═════ RECORDS PROVIDED ═════

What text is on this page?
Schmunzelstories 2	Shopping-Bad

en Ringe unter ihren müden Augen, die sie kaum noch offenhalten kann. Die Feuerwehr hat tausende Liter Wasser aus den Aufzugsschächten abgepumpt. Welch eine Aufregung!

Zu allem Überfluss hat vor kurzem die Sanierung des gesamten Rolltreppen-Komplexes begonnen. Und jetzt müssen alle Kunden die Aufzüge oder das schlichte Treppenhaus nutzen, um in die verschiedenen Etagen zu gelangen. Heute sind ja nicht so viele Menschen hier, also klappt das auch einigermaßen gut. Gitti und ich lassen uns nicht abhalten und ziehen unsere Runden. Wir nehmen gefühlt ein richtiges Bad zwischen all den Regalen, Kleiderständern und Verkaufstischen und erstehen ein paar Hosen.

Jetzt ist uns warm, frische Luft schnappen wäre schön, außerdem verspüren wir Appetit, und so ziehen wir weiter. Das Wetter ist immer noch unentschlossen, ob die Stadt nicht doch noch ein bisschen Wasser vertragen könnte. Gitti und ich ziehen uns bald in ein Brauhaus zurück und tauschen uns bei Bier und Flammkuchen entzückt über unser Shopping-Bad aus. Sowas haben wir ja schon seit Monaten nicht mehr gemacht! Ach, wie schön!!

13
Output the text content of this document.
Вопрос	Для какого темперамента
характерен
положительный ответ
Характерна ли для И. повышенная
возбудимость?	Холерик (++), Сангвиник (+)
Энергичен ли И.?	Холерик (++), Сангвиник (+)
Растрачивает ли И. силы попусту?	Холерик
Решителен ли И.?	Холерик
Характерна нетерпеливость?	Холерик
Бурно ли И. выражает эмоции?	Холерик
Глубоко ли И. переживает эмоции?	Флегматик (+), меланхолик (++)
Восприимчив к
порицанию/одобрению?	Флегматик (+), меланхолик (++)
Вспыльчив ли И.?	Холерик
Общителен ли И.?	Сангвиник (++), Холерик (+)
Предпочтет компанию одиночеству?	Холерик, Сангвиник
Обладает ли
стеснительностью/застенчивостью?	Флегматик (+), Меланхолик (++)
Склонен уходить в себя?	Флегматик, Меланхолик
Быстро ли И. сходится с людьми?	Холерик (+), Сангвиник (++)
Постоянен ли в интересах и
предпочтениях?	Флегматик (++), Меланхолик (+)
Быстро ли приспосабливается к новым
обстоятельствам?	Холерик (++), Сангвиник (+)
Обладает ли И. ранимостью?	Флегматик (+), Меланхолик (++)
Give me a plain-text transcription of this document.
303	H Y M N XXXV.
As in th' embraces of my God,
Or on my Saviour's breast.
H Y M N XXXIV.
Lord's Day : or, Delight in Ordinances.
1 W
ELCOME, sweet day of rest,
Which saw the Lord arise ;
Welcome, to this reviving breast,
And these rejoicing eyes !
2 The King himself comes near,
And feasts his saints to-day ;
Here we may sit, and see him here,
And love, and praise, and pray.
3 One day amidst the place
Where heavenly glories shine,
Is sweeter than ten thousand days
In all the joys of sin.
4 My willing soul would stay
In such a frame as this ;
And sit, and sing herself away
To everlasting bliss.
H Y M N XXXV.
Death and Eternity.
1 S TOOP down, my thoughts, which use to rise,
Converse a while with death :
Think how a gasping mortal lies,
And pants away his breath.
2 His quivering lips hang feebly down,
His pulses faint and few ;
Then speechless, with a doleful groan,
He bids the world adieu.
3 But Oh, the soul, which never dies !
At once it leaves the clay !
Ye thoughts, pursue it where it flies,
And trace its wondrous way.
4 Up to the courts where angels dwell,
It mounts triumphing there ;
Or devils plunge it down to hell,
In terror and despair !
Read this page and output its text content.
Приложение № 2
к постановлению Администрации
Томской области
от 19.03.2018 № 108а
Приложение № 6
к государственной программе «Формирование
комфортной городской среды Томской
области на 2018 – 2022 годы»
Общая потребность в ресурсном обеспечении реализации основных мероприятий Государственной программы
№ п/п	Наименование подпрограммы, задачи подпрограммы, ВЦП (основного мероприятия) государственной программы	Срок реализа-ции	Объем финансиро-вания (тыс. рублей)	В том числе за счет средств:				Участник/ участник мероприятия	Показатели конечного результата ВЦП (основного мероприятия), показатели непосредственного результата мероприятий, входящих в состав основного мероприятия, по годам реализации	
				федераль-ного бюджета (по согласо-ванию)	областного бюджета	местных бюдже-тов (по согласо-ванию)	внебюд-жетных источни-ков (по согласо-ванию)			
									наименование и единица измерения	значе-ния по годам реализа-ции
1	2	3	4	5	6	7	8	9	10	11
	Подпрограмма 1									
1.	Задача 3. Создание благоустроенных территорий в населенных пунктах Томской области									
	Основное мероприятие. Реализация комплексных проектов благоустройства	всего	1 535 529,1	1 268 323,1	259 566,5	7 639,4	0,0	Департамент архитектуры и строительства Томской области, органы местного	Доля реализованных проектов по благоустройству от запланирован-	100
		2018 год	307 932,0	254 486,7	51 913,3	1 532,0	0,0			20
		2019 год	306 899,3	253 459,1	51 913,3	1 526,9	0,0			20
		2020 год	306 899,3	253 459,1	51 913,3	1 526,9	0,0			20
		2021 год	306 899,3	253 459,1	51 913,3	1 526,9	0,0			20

═════

• _EXERCISE DIRECTIONS_: All lines above containing the string "Wasser" are to be collected.

• _EXERCISE RESULT_:
en Ringe unter ihren müden Augen, die sie kaum noch offenhalten kann. Die Feuerwehr hat tausende Liter Wasser aus den Aufzugsschächten abgepumpt. Welch eine Aufregung!
Jetzt ist uns warm, frische Luft schnappen wäre schön, außerdem verspüren wir Appetit, und so ziehen wir weiter. Das Wetter ist immer noch unentschlossen, ob die Stadt nicht doch noch ein bisschen Wasser vertragen könnte. Gitti und ich ziehen uns bald in ein Brauhaus zurück und tauschen uns bei Bier und Flammkuchen entzückt über unser Shopping-Bad aus. Sowas haben wir ja schon seit Monaten nicht mehr gemacht! Ach, wie schön!!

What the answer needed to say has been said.